Entries taken from a collection:

━━━━━━━━

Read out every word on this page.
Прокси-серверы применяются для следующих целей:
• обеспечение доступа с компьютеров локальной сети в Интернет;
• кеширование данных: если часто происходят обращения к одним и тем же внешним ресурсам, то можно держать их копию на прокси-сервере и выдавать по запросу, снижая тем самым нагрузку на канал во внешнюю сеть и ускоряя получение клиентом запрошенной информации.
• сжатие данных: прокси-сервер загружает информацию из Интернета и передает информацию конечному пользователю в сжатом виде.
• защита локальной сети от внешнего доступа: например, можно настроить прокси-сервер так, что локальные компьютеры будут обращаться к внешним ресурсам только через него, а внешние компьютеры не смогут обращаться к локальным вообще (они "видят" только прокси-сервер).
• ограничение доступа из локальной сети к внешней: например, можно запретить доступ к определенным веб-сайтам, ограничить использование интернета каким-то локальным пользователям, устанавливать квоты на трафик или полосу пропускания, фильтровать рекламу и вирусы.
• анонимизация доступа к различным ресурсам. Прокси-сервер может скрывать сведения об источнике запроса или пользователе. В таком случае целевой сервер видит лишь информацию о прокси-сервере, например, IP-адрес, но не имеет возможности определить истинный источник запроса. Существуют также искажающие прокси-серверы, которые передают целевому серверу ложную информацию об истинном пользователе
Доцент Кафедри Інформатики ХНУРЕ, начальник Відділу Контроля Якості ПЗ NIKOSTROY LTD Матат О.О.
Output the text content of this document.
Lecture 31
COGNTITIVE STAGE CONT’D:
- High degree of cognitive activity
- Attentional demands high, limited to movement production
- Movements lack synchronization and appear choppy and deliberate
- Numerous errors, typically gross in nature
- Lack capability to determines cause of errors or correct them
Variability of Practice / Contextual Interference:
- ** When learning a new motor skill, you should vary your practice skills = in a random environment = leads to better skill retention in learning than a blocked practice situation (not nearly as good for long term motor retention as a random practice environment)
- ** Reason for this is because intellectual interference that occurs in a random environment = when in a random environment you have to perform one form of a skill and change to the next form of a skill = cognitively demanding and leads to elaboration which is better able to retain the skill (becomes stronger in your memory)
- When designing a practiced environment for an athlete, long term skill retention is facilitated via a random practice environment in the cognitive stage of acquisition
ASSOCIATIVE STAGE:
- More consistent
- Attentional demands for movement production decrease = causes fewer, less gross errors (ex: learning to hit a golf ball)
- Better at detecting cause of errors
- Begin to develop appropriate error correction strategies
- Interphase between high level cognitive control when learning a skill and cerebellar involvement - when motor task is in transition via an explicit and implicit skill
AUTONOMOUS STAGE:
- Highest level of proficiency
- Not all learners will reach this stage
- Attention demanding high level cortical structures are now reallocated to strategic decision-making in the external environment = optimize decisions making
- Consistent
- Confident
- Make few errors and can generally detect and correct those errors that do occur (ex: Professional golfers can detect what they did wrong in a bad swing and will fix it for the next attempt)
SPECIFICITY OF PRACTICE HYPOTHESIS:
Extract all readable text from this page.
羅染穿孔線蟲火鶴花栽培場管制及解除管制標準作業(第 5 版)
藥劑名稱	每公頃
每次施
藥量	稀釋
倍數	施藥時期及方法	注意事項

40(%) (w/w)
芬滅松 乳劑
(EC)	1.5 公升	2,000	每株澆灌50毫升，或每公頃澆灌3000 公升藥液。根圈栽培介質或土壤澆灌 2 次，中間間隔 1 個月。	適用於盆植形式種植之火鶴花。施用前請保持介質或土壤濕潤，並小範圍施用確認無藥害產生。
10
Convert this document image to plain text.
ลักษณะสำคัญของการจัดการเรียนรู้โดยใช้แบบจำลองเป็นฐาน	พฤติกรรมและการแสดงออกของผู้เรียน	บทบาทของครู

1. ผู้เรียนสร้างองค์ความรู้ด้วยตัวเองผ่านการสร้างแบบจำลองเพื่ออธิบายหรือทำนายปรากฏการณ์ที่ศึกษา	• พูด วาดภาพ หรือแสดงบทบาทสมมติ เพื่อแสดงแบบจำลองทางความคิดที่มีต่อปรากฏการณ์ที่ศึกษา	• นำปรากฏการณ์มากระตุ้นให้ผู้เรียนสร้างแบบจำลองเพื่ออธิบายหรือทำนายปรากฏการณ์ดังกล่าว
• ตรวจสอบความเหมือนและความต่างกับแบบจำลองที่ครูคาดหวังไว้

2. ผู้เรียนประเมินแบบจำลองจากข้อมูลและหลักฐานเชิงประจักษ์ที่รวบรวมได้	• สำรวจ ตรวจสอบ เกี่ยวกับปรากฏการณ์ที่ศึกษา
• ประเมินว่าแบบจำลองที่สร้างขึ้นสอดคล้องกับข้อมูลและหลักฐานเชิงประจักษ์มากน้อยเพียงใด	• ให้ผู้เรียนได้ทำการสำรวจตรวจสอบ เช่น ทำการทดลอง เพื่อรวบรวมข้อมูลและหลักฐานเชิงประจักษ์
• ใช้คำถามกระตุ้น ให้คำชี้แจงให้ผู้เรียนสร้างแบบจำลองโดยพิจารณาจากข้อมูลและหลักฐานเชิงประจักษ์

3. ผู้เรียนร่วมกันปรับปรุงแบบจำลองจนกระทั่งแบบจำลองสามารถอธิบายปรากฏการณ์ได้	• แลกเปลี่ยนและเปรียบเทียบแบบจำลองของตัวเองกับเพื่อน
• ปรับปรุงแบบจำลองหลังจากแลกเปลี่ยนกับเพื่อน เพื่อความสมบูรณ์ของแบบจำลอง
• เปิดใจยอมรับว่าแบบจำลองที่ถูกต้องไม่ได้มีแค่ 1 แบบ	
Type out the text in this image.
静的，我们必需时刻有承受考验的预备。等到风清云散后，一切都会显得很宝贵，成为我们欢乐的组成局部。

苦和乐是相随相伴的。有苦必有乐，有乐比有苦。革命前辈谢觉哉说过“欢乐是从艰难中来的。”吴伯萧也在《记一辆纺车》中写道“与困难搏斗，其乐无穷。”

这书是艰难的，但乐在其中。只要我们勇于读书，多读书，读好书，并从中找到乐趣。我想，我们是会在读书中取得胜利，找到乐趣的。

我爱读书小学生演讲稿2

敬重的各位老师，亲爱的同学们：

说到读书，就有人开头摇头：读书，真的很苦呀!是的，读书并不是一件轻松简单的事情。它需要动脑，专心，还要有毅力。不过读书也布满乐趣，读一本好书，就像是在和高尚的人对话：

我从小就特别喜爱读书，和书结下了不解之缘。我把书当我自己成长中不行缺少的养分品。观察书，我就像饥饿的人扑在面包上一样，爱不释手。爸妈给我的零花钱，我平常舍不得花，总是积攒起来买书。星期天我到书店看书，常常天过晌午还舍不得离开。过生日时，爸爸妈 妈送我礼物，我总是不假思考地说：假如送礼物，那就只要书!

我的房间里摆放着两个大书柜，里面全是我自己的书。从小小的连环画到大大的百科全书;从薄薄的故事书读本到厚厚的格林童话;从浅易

━━━━━━━━

▶ _Exercise directions_
From the data above, copy each line that has the string "сети".

▶ _Exercise result_
• обеспечение доступа с компьютеров локальной сети в Интернет;
• защита локальной сети от внешнего доступа: например, можно настроить прокси-сервер так, что локальные компьютеры будут обращаться к внешним ресурсам только через него, а внешние компьютеры не смогут обращаться к локальным вообще (они "видят" только прокси-сервер).
• ограничение доступа из локальной сети к внешней: например, можно запретить доступ к определенным веб-сайтам, ограничить использование интернета каким-то локальным пользователям, устанавливать квоты на трафик или полосу пропускания, фильтровать рекламу и вирусы.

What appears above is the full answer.